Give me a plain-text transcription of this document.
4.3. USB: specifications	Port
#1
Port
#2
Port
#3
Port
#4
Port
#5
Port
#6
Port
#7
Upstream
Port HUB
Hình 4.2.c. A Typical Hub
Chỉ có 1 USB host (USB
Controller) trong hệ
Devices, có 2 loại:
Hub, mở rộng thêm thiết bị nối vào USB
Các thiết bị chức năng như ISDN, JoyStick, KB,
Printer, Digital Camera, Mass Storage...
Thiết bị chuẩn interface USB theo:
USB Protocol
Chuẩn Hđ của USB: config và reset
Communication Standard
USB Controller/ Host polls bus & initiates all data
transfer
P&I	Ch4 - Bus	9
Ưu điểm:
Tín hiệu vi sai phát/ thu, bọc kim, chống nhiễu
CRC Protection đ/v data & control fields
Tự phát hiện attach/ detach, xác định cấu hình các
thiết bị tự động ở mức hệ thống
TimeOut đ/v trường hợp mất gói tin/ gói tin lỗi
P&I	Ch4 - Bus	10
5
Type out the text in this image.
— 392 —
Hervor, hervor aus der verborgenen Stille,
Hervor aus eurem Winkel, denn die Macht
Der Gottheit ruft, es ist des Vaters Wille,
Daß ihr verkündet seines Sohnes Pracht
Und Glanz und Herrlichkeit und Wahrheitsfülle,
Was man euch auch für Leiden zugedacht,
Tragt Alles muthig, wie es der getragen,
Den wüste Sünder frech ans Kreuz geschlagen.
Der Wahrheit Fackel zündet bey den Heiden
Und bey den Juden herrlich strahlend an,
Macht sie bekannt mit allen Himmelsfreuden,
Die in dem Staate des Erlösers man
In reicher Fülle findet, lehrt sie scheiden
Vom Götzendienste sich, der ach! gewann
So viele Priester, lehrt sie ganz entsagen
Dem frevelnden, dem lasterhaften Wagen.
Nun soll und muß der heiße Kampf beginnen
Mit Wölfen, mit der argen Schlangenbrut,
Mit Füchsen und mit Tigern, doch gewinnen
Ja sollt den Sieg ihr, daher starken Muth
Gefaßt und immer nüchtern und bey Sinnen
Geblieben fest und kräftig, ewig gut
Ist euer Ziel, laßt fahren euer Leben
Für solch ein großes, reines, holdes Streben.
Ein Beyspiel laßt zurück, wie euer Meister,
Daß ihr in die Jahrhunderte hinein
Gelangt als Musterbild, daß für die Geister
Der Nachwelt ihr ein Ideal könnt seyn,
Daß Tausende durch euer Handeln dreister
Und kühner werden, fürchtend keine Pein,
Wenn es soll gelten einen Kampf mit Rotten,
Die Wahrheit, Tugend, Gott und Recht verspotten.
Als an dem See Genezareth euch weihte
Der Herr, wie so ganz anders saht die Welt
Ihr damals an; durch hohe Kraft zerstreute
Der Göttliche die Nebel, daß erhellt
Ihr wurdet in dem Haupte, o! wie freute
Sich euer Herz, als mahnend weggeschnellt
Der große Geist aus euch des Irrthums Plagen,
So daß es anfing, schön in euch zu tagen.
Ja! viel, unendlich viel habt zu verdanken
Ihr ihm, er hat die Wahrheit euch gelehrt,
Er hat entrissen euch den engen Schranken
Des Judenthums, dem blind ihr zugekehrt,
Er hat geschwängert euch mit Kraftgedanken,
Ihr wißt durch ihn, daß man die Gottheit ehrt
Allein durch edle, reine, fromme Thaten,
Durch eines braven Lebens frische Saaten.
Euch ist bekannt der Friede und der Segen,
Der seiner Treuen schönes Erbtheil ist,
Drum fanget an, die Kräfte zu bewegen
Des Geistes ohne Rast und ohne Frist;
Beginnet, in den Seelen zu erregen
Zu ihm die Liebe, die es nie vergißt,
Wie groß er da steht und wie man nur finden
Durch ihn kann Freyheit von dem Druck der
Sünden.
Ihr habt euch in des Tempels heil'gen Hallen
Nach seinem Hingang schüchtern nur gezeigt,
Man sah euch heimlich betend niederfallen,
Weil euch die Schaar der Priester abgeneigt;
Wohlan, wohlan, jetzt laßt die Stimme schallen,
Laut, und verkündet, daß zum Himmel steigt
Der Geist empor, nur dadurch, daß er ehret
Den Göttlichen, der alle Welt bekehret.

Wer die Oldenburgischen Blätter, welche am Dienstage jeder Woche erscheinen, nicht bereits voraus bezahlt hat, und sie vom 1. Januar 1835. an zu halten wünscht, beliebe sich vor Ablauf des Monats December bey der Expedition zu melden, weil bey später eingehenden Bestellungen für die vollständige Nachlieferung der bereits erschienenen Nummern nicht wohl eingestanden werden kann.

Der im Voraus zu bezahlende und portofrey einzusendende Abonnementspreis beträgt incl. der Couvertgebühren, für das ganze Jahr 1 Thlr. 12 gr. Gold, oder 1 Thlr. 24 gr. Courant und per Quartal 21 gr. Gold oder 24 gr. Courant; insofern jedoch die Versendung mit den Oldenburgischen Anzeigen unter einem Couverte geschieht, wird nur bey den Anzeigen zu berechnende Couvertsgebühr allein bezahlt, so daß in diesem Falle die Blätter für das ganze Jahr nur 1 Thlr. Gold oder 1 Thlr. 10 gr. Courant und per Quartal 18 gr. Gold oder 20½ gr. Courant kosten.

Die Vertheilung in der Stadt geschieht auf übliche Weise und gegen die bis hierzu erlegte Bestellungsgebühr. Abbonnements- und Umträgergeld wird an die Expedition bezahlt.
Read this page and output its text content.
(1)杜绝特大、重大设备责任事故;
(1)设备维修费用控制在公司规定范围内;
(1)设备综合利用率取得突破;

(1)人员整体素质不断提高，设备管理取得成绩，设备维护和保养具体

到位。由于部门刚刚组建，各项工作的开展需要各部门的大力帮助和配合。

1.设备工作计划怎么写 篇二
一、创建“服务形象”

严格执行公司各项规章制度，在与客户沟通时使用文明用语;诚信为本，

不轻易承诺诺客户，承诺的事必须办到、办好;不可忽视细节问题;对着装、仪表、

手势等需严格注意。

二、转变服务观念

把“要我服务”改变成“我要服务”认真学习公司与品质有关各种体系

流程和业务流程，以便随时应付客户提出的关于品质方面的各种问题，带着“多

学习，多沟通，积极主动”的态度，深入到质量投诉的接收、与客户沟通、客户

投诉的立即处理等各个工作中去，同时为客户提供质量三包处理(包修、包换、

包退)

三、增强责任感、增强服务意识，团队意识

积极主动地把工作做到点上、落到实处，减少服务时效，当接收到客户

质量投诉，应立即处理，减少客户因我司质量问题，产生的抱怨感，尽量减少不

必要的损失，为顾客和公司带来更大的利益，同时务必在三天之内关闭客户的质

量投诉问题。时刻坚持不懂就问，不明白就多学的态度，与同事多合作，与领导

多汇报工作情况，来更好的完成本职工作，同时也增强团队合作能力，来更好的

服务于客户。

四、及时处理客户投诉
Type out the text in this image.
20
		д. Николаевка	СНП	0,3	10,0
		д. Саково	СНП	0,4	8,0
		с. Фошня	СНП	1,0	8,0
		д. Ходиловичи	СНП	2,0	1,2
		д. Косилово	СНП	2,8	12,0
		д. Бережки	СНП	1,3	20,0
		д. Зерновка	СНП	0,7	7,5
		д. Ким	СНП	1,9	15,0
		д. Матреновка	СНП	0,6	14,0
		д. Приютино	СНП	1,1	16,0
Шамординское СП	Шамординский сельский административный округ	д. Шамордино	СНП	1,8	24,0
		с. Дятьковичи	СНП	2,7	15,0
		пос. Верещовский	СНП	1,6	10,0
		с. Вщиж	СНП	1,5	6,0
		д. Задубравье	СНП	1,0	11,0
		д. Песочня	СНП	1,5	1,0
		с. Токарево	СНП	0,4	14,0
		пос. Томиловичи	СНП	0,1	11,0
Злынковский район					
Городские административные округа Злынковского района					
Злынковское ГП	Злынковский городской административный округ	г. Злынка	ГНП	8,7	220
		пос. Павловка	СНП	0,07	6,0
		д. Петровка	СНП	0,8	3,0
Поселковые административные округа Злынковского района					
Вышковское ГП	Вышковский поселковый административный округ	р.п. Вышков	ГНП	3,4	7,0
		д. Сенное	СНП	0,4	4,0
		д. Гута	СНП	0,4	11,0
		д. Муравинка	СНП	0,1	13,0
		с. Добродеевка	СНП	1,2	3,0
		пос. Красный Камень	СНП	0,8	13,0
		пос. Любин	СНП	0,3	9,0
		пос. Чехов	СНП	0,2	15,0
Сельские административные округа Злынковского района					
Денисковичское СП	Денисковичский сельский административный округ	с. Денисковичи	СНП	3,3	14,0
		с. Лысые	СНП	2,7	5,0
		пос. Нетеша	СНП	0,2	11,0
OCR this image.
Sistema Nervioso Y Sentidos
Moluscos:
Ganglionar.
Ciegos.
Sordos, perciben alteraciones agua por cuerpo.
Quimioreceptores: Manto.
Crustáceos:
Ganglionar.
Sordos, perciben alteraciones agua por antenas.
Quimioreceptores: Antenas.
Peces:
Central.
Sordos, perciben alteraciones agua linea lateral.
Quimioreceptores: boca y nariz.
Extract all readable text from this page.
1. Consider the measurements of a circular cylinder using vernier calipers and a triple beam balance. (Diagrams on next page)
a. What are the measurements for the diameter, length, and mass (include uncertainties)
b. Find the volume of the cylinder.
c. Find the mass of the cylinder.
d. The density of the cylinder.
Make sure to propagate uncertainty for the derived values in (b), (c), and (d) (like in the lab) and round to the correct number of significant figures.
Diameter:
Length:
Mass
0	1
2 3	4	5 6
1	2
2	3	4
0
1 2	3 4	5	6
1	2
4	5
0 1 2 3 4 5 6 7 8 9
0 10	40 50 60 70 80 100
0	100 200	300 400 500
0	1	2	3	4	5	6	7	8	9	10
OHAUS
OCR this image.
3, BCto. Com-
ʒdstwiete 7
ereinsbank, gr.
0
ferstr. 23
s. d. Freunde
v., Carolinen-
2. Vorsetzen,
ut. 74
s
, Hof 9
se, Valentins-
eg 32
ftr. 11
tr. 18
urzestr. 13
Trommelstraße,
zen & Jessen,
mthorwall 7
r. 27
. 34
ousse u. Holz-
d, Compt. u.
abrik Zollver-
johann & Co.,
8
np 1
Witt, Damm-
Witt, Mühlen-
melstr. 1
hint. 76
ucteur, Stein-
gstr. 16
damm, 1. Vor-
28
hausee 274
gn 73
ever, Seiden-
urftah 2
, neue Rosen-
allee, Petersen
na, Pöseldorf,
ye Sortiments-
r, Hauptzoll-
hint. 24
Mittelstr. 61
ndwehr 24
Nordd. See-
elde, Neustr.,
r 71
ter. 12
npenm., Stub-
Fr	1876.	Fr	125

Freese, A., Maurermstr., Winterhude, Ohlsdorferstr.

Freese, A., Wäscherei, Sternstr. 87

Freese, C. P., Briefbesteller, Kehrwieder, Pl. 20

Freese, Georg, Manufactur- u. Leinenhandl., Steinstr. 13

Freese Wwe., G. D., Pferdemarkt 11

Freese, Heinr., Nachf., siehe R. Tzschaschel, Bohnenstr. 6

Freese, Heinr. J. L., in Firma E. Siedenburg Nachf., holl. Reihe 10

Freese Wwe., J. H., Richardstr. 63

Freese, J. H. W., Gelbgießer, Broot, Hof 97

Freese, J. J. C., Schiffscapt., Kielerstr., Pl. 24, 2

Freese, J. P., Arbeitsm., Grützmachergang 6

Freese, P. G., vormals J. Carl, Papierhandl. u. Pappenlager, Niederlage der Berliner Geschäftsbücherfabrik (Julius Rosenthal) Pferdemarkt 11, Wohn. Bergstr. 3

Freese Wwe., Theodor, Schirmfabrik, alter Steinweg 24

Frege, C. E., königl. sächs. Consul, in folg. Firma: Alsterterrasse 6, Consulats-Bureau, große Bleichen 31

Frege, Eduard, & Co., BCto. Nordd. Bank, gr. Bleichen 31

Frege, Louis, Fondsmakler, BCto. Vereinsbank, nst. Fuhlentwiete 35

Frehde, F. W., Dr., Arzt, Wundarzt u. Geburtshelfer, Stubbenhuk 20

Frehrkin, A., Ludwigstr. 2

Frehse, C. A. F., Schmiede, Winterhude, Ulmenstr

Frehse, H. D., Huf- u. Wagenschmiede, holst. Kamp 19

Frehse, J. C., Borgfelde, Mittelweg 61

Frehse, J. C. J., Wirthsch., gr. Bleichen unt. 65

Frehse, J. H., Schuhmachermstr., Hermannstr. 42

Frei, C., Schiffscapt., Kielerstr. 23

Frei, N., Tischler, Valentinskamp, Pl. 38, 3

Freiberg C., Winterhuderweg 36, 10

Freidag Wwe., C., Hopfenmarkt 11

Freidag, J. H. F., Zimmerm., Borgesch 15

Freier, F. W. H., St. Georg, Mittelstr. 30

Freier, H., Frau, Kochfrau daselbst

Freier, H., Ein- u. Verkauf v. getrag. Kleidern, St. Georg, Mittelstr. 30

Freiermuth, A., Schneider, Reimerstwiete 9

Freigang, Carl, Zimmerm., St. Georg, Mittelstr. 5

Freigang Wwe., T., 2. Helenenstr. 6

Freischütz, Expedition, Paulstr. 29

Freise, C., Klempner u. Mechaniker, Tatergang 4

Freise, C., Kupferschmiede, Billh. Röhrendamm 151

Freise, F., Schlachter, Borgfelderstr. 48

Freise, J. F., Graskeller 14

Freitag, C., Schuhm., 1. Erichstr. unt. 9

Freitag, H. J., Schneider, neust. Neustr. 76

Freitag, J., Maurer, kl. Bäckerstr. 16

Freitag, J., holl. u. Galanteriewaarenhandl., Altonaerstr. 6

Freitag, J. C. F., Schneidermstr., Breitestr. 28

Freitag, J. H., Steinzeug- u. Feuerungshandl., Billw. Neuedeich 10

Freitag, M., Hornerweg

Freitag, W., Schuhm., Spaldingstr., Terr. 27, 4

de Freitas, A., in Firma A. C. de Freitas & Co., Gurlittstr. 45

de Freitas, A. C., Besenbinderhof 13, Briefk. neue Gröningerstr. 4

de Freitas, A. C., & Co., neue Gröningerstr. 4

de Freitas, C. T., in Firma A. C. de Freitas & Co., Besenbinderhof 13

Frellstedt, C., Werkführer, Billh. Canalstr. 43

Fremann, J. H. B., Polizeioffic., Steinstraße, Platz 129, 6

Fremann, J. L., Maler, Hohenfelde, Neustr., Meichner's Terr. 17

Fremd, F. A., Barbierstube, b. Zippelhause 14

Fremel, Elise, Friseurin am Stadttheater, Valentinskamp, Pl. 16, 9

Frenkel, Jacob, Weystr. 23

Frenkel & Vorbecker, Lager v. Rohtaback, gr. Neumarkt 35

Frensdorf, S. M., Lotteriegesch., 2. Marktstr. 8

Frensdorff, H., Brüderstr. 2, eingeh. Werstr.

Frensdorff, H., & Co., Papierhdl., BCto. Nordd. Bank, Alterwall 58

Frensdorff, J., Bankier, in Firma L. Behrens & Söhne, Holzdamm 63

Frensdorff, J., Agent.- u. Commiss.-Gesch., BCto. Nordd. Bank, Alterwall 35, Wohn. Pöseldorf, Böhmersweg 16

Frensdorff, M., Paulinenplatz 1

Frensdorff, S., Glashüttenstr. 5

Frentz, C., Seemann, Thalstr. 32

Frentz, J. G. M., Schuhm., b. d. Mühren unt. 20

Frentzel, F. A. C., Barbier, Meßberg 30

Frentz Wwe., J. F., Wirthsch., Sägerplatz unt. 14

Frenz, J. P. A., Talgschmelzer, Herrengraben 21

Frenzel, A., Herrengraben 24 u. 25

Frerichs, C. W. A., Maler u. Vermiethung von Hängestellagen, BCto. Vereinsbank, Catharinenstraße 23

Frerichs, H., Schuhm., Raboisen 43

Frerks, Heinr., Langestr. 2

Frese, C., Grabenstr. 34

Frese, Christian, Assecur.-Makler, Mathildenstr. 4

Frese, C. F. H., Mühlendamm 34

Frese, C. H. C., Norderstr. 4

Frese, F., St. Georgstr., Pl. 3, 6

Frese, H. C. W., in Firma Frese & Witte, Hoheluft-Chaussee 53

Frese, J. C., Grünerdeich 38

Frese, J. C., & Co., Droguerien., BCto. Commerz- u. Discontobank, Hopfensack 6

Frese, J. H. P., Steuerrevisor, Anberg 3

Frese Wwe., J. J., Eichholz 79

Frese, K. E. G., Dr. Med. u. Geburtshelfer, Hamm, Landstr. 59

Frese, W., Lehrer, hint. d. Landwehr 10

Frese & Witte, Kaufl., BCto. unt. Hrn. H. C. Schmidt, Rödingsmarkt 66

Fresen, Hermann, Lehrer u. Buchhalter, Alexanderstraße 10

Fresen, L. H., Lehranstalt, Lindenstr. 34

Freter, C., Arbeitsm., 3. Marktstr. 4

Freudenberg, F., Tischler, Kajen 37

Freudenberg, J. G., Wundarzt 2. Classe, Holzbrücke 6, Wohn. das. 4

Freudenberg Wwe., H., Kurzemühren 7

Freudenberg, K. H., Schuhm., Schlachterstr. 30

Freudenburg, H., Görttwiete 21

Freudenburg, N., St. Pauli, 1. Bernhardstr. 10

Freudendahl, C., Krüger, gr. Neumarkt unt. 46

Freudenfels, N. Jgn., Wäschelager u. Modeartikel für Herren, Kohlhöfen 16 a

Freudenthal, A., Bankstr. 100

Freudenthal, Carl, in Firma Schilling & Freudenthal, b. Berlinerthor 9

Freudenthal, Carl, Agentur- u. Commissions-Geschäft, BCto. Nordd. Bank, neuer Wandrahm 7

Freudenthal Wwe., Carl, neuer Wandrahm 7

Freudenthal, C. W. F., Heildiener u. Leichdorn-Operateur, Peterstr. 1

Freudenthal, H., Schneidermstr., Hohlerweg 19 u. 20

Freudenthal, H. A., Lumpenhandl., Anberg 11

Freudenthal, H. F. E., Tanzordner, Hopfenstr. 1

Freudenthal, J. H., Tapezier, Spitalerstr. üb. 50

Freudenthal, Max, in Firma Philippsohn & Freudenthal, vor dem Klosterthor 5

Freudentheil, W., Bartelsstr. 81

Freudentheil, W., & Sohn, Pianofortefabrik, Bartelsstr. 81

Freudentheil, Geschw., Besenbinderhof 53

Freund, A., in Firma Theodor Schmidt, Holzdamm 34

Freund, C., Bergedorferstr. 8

_WHAT TO WORK ON_
Copy each line in the data that holds the word "bekannt".

_THE RESULT_
Macht sie bekannt mit allen Himmelsfreuden,
Euch ist bekannt der Friede und der Segen,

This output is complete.